- **What you will do**
Write out the data again in full, exactly as it reads.

++++

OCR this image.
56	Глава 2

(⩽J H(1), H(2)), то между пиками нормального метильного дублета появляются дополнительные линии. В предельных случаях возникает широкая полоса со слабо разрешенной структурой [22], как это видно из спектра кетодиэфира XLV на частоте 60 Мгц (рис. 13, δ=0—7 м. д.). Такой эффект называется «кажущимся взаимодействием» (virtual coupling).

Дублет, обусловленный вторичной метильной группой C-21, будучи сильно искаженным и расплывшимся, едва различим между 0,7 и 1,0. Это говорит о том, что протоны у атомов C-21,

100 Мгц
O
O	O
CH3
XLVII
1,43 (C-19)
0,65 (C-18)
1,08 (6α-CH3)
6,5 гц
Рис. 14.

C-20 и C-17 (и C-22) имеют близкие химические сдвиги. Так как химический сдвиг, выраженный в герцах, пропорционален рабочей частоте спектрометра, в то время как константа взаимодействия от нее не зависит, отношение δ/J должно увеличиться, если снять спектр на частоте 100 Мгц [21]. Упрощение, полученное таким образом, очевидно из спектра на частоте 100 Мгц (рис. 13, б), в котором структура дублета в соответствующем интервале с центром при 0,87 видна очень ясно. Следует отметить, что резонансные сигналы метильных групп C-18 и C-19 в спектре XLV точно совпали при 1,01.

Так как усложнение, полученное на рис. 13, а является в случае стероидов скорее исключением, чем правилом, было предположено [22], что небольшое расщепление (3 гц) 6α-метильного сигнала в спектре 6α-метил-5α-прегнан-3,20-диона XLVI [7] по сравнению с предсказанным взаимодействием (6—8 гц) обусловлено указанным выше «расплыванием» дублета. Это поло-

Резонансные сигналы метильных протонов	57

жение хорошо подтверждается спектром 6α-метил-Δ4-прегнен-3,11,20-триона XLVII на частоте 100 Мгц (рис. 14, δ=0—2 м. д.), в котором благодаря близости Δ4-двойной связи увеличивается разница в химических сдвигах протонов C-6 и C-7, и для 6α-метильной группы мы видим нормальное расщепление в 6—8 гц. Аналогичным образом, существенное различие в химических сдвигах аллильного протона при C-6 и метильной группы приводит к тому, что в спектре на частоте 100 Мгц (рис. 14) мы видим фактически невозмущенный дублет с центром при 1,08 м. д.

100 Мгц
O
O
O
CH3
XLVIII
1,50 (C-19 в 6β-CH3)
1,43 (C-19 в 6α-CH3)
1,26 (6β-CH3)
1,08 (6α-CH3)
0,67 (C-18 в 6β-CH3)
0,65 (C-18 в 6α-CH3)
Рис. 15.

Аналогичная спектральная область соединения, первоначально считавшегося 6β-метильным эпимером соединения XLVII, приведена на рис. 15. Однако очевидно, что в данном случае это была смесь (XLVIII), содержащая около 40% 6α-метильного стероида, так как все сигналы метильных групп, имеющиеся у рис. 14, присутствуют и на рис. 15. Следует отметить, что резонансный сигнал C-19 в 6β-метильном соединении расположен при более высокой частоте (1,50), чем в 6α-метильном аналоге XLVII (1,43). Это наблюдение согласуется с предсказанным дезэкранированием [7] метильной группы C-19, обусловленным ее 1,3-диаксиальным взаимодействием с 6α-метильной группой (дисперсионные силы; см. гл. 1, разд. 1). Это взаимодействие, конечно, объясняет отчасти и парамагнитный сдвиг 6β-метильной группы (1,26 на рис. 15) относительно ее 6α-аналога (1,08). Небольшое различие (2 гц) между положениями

++++

- **Task response**
OCR this image.
56	Глава 2

(⩽J H(1), H(2)), то между пиками нормального метильного дублета появляются дополнительные линии. В предельных случаях возникает широкая полоса со слабо разрешенной структурой [22], как это видно из спектра кетодиэфира XLV на частоте 60 Мгц (рис. 13, δ=0—7 м. д.). Такой эффект называется «кажущимся взаимодействием» (virtual coupling).

Дублет, обусловленный вторичной метильной группой C-21, будучи сильно искаженным и расплывшимся, едва различим между 0,7 и 1,0. Это говорит о том, что протоны у атомов C-21,

100 Мгц
O
O	O
CH3
XLVII
1,43 (C-19)
0,65 (C-18)
1,08 (6α-CH3)
6,5 гц
Рис. 14.

C-20 и C-17 (и C-22) имеют близкие химические сдвиги. Так как химический сдвиг, выраженный в герцах, пропорционален рабочей частоте спектрометра, в то время как константа взаимодействия от нее не зависит, отношение δ/J должно увеличиться, если снять спектр на частоте 100 Мгц [21]. Упрощение, полученное таким образом, очевидно из спектра на частоте 100 Мгц (рис. 13, б), в котором структура дублета в соответствующем интервале с центром при 0,87 видна очень ясно. Следует отметить, что резонансные сигналы метильных групп C-18 и C-19 в спектре XLV точно совпали при 1,01.

Так как усложнение, полученное на рис. 13, а является в случае стероидов скорее исключением, чем правилом, было предположено [22], что небольшое расщепление (3 гц) 6α-метильного сигнала в спектре 6α-метил-5α-прегнан-3,20-диона XLVI [7] по сравнению с предсказанным взаимодействием (6—8 гц) обусловлено указанным выше «расплыванием» дублета. Это поло-

Резонансные сигналы метильных протонов	57

жение хорошо подтверждается спектром 6α-метил-Δ4-прегнен-3,11,20-триона XLVII на частоте 100 Мгц (рис. 14, δ=0—2 м. д.), в котором благодаря близости Δ4-двойной связи увеличивается разница в химических сдвигах протонов C-6 и C-7, и для 6α-метильной группы мы видим нормальное расщепление в 6—8 гц. Аналогичным образом, существенное различие в химических сдвигах аллильного протона при C-6 и метильной группы приводит к тому, что в спектре на частоте 100 Мгц (рис. 14) мы видим фактически невозмущенный дублет с центром при 1,08 м. д.

100 Мгц
O
O
O
CH3
XLVIII
1,50 (C-19 в 6β-CH3)
1,43 (C-19 в 6α-CH3)
1,26 (6β-CH3)
1,08 (6α-CH3)
0,67 (C-18 в 6β-CH3)
0,65 (C-18 в 6α-CH3)
Рис. 15.

Аналогичная спектральная область соединения, первоначально считавшегося 6β-метильным эпимером соединения XLVII, приведена на рис. 15. Однако очевидно, что в данном случае это была смесь (XLVIII), содержащая около 40% 6α-метильного стероида, так как все сигналы метильных групп, имеющиеся у рис. 14, присутствуют и на рис. 15. Следует отметить, что резонансный сигнал C-19 в 6β-метильном соединении расположен при более высокой частоте (1,50), чем в 6α-метильном аналоге XLVII (1,43). Это наблюдение согласуется с предсказанным дезэкранированием [7] метильной группы C-19, обусловленным ее 1,3-диаксиальным взаимодействием с 6α-метильной группой (дисперсионные силы; см. гл. 1, разд. 1). Это взаимодействие, конечно, объясняет отчасти и парамагнитный сдвиг 6β-метильной группы (1,26 на рис. 15) относительно ее 6α-аналога (1,08). Небольшое различие (2 гц) между положениями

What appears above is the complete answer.